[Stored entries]
========================

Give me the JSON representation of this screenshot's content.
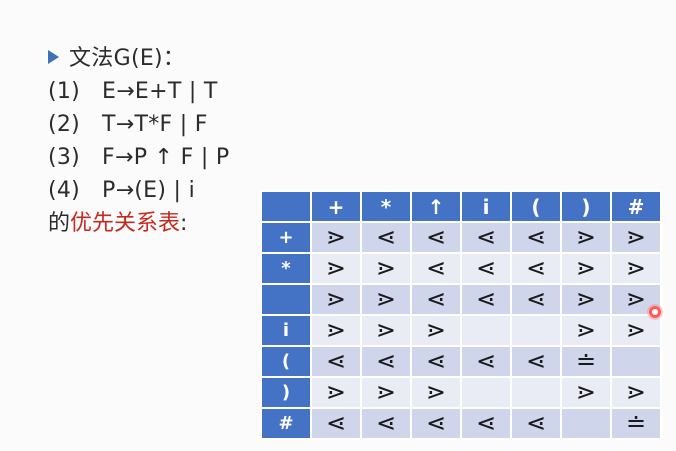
{
  "grammar": {
    "title": "文法G(E)：",
    "rules": [
      {
        "num": "(1)",
        "text": "E→E+T | T"
      },
      {
        "num": "(2)",
        "text": "T→T*F | F"
      },
      {
        "num": "(3)",
        "text": "F→P ↑ F | P"
      },
      {
        "num": "(4)",
        "text": "P→(E) | i"
      }
    ],
    "caption_prefix": "的",
    "caption_highlight": "优先关系表",
    "caption_suffix": ":"
  },
  "table": {
    "columns": [
      "+",
      "*",
      "↑",
      "i",
      "(",
      ")",
      "#"
    ],
    "rows": [
      {
        "label": "+",
        "cells": [
          "⋗",
          "⋖",
          "⋖",
          "⋖",
          "⋖",
          "⋗",
          "⋗"
        ]
      },
      {
        "label": "*",
        "cells": [
          "⋗",
          "⋗",
          "⋖",
          "⋖",
          "⋖",
          "⋗",
          "⋗"
        ]
      },
      {
        "label": "",
        "cells": [
          "⋗",
          "⋗",
          "⋖",
          "⋖",
          "⋖",
          "⋗",
          "⋗"
        ]
      },
      {
        "label": "i",
        "cells": [
          "⋗",
          "⋗",
          "⋗",
          "",
          "",
          "⋗",
          "⋗"
        ]
      },
      {
        "label": "(",
        "cells": [
          "⋖",
          "⋖",
          "⋖",
          "⋖",
          "⋖",
          "≐",
          ""
        ]
      },
      {
        "label": ")",
        "cells": [
          "⋗",
          "⋗",
          "⋗",
          "",
          "",
          "⋗",
          "⋗"
        ]
      },
      {
        "label": "#",
        "cells": [
          "⋖",
          "⋖",
          "⋖",
          "⋖",
          "⋖",
          "",
          "≐"
        ]
      }
    ]
  },
  "colors": {
    "header_blue": "#4472c4",
    "band_dark": "#cfd5ea",
    "band_light": "#e9ebf5",
    "highlight_red": "#c42a1f",
    "pointer_dot": "#ff5a5a"
  }
}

========================

- AIM
Retype the data above exactly; pictures are not part of the copy.

- RIGHT ANSWER
Give me the JSON representation of this screenshot's content.
{
  "grammar": {
    "title": "文法G(E)：",
    "rules": [
      {
        "num": "(1)",
        "text": "E→E+T | T"
      },
      {
        "num": "(2)",
        "text": "T→T*F | F"
      },
      {
        "num": "(3)",
        "text": "F→P ↑ F | P"
      },
      {
        "num": "(4)",
        "text": "P→(E) | i"
      }
    ],
    "caption_prefix": "的",
    "caption_highlight": "优先关系表",
    "caption_suffix": ":"
  },
  "table": {
    "columns": [
      "+",
      "*",
      "↑",
      "i",
      "(",
      ")",
      "#"
    ],
    "rows": [
      {
        "label": "+",
        "cells": [
          "⋗",
          "⋖",
          "⋖",
          "⋖",
          "⋖",
          "⋗",
          "⋗"
        ]
      },
      {
        "label": "*",
        "cells": [
          "⋗",
          "⋗",
          "⋖",
          "⋖",
          "⋖",
          "⋗",
          "⋗"
        ]
      },
      {
        "label": "",
        "cells": [
          "⋗",
          "⋗",
          "⋖",
          "⋖",
          "⋖",
          "⋗",
          "⋗"
        ]
      },
      {
        "label": "i",
        "cells": [
          "⋗",
          "⋗",
          "⋗",
          "",
          "",
          "⋗",
          "⋗"
        ]
      },
      {
        "label": "(",
        "cells": [
          "⋖",
          "⋖",
          "⋖",
          "⋖",
          "⋖",
          "≐",
          ""
        ]
      },
      {
        "label": ")",
        "cells": [
          "⋗",
          "⋗",
          "⋗",
          "",
          "",
          "⋗",
          "⋗"
        ]
      },
      {
        "label": "#",
        "cells": [
          "⋖",
          "⋖",
          "⋖",
          "⋖",
          "⋖",
          "",
          "≐"
        ]
      }
    ]
  },
  "colors": {
    "header_blue": "#4472c4",
    "band_dark": "#cfd5ea",
    "band_light": "#e9ebf5",
    "highlight_red": "#c42a1f",
    "pointer_dot": "#ff5a5a"
  }
}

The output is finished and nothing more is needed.